* _Excerpted records_
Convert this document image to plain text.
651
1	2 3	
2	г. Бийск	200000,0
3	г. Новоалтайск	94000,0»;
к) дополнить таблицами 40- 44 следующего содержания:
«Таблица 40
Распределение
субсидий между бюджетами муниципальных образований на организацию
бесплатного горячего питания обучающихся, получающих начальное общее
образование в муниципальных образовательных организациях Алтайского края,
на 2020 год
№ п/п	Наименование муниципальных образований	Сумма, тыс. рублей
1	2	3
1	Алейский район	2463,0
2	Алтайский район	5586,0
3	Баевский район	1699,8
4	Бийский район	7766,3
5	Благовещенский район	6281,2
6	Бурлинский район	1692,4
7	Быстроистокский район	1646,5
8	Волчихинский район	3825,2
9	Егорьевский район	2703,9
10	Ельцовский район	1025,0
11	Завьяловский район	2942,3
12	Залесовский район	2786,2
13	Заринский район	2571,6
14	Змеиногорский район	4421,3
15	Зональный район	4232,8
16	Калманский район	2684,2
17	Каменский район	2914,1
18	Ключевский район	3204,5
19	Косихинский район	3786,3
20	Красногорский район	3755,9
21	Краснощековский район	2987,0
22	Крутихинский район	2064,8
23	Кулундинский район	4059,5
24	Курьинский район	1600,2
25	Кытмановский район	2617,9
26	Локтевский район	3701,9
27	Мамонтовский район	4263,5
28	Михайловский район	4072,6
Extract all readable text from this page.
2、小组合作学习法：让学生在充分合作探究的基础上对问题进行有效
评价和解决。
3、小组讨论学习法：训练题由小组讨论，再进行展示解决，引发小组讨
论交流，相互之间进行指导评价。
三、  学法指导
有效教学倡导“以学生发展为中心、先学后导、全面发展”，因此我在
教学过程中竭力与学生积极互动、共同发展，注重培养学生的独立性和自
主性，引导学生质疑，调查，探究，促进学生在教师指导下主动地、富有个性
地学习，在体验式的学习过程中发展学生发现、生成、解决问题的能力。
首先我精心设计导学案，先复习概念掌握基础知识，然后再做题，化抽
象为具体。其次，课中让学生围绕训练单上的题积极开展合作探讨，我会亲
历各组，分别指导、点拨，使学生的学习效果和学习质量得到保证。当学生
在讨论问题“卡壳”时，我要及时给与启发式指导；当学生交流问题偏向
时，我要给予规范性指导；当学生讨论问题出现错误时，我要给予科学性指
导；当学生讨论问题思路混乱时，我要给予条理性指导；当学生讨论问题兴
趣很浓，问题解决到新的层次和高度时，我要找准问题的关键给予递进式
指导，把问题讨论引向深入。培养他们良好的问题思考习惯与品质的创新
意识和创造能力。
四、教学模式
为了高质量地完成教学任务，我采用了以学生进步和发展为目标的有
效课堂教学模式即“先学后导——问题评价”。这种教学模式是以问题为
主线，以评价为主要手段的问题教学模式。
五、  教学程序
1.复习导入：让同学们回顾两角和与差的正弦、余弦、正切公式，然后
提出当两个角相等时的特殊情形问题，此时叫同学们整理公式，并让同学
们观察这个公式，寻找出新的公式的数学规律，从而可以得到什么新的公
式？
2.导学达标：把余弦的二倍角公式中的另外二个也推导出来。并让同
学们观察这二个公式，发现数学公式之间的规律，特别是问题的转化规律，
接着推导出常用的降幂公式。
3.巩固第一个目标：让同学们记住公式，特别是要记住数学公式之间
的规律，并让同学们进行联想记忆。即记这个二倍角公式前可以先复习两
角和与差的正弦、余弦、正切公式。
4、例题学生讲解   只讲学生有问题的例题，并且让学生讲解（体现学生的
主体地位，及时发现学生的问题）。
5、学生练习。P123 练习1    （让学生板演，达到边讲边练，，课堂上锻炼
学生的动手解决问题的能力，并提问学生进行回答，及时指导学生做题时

* _Do this_
The lines to collect are those holding the string "先学后导"; copy them all.

* _Solution for this problem_
有效教学倡导“以学生发展为中心、先学后导、全面发展”，因此我在
效课堂教学模式即“先学后导——问题评价”。这种教学模式是以问题为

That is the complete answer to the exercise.